What you have to do
Copy every line that contains the string "Truck" from the entries below.
++++++++
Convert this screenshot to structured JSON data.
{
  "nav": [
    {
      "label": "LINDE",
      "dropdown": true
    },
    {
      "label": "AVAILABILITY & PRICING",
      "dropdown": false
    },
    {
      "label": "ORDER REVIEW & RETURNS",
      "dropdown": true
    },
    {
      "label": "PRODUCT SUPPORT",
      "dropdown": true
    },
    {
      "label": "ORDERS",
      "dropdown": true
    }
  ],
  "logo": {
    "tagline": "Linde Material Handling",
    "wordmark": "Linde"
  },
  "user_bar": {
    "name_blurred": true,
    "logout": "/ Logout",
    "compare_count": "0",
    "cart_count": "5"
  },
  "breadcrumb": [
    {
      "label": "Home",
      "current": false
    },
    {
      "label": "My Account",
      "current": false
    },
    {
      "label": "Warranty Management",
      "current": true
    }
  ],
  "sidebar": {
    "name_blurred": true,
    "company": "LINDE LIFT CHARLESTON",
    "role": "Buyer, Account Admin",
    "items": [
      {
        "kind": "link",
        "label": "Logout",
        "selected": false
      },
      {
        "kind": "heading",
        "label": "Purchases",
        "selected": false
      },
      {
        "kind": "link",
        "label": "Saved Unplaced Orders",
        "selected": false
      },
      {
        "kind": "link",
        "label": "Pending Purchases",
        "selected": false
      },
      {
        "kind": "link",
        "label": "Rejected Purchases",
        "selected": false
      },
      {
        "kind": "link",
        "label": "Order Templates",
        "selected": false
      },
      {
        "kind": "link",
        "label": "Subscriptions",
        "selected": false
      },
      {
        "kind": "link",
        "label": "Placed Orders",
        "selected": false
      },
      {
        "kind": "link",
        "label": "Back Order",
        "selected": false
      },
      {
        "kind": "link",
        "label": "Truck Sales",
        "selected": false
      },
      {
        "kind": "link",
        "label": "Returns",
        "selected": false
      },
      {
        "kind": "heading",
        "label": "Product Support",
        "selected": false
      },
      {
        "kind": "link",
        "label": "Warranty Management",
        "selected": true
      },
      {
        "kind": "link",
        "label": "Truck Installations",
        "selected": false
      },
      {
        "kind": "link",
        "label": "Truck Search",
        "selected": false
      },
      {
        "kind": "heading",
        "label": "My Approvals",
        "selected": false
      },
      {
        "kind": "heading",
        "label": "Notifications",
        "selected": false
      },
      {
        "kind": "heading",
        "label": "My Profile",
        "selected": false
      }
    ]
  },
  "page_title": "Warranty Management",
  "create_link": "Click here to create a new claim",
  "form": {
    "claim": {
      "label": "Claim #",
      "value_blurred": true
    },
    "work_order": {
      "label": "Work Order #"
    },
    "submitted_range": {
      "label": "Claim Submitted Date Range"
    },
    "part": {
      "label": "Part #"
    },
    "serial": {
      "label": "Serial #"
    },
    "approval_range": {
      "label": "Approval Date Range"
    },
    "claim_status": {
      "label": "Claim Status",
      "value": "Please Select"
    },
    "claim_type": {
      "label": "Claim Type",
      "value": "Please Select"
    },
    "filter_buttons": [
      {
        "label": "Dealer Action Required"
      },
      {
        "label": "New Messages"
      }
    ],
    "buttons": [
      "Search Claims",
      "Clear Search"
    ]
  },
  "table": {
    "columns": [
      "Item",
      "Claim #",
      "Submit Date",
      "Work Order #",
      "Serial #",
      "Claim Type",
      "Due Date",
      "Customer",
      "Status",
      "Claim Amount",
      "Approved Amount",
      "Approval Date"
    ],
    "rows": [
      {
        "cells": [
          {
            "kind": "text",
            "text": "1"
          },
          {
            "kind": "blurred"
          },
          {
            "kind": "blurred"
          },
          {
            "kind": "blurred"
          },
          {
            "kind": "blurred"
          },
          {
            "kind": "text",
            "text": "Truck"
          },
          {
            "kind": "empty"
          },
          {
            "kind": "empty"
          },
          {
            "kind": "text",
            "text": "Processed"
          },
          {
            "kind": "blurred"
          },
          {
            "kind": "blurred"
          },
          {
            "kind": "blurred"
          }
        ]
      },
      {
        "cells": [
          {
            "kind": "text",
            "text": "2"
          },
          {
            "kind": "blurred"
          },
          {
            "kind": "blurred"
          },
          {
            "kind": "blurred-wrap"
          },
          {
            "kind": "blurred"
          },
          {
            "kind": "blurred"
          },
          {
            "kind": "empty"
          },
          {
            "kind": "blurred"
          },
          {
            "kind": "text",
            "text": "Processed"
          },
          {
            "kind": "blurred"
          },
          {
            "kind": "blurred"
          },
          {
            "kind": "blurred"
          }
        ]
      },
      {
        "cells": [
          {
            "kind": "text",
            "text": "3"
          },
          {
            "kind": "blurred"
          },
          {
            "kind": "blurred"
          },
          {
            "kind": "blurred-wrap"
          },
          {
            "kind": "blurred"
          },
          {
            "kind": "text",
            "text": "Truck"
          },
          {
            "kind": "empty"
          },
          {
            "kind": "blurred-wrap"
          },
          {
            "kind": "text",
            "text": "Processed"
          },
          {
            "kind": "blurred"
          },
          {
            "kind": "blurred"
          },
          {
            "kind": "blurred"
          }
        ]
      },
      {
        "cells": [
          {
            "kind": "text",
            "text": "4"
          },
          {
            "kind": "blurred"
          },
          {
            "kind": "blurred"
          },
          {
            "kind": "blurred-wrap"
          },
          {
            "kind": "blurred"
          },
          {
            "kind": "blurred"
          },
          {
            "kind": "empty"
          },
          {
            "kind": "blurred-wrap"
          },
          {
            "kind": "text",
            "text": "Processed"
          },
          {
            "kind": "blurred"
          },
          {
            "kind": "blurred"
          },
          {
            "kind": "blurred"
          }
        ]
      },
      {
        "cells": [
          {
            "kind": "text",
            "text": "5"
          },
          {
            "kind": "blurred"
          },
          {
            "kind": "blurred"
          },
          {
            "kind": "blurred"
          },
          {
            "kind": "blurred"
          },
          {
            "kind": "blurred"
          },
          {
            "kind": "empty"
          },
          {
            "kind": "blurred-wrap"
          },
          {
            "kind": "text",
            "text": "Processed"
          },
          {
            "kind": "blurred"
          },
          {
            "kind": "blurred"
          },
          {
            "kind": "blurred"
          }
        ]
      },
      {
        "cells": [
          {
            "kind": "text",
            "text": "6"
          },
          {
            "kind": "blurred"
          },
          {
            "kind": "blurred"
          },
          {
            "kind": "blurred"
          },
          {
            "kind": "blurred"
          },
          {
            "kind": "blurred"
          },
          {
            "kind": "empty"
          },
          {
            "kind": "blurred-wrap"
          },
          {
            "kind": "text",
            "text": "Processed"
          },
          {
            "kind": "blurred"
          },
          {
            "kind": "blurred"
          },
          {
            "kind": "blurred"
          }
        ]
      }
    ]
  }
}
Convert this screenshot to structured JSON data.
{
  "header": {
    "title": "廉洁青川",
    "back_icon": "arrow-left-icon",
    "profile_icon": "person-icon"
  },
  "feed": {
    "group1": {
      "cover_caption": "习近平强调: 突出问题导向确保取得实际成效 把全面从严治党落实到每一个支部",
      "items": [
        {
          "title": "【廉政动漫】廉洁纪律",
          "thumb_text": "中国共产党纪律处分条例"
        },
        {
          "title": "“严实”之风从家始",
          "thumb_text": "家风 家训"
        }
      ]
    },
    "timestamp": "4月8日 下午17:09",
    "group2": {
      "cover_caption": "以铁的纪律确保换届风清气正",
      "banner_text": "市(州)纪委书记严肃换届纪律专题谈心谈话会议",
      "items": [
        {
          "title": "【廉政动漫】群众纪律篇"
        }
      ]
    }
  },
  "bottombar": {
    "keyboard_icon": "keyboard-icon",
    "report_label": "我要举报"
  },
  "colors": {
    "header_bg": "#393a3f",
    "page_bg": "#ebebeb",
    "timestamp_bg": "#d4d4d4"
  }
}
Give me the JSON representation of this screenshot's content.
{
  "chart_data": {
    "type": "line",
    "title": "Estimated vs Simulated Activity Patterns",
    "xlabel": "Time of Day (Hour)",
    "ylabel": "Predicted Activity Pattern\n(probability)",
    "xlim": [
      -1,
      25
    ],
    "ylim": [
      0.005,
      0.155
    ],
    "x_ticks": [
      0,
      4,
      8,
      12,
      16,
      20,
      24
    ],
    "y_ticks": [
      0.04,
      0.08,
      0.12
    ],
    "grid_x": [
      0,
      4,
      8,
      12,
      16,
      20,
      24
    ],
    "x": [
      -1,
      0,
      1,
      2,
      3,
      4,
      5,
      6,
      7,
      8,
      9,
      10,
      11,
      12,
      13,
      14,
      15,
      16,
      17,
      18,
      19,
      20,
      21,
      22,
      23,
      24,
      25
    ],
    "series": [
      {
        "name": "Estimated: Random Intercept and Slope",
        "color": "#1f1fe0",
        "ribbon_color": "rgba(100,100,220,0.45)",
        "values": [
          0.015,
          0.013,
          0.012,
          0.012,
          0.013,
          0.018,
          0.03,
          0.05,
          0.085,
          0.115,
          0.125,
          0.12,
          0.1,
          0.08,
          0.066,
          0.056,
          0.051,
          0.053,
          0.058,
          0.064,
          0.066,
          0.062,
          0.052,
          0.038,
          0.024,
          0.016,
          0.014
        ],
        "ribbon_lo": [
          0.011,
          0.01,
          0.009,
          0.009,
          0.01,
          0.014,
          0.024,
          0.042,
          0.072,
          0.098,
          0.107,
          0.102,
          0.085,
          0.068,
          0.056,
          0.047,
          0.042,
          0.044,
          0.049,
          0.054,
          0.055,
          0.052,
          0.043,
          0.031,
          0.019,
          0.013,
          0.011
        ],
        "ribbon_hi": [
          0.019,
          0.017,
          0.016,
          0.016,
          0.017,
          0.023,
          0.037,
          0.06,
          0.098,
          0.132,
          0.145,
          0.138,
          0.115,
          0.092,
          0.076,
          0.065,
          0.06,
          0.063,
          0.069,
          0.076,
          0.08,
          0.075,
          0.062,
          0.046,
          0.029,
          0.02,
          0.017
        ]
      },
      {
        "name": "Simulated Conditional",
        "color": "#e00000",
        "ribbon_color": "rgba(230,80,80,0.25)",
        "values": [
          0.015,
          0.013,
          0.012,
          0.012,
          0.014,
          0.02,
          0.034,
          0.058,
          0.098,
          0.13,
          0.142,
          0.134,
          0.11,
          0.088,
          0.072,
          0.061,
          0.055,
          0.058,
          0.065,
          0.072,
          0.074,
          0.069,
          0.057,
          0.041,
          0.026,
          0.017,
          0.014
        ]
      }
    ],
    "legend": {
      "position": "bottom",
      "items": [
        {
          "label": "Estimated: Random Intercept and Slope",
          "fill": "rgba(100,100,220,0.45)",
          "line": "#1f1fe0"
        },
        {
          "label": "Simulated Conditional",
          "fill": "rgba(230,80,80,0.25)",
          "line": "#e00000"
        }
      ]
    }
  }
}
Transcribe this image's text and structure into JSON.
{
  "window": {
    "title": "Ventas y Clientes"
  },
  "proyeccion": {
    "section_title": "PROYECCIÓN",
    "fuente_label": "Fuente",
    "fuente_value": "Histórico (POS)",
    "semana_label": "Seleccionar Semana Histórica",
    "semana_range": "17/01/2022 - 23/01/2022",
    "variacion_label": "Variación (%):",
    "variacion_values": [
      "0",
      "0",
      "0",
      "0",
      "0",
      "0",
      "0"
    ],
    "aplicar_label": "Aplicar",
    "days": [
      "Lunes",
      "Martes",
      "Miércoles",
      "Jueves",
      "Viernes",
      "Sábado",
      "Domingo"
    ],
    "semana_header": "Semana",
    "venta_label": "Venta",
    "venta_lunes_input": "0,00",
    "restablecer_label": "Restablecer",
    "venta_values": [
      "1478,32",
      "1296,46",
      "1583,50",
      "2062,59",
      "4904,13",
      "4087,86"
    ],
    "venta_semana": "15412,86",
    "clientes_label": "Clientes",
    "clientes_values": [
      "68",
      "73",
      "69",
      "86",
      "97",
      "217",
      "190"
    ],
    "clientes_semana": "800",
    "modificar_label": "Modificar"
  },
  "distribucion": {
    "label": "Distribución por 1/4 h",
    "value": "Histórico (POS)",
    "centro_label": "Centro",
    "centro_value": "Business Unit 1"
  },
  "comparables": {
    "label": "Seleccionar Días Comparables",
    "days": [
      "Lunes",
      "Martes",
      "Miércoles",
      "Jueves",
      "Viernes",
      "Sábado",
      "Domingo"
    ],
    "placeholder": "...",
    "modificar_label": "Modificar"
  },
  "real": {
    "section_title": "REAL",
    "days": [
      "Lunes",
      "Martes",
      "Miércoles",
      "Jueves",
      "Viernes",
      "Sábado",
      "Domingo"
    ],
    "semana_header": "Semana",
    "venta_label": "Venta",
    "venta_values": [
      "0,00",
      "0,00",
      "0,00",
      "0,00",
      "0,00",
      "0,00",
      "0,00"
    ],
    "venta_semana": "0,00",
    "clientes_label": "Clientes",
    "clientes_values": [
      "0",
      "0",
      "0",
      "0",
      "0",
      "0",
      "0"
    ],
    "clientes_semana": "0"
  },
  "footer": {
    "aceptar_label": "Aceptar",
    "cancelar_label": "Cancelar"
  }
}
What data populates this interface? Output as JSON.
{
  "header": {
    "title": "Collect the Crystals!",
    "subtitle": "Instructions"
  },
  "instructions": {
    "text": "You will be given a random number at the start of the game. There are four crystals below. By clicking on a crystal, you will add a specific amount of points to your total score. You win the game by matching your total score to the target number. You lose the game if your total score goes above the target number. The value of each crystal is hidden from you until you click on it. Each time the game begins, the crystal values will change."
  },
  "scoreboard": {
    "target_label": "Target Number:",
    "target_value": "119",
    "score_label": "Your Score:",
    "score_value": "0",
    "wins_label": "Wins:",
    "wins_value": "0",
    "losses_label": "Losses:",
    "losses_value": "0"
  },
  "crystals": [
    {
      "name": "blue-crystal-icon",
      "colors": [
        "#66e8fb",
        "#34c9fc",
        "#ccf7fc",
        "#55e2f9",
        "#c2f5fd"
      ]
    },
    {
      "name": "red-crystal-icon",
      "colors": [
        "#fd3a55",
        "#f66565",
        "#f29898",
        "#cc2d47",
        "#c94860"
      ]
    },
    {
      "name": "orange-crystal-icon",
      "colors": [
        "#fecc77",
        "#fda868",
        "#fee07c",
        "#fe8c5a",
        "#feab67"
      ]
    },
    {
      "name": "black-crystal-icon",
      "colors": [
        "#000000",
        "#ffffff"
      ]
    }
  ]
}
++++++++
Full answer
        "label": "Truck Sales",
        "label": "Truck Installations",
        "label": "Truck Search",
            "text": "Truck"
            "text": "Truck"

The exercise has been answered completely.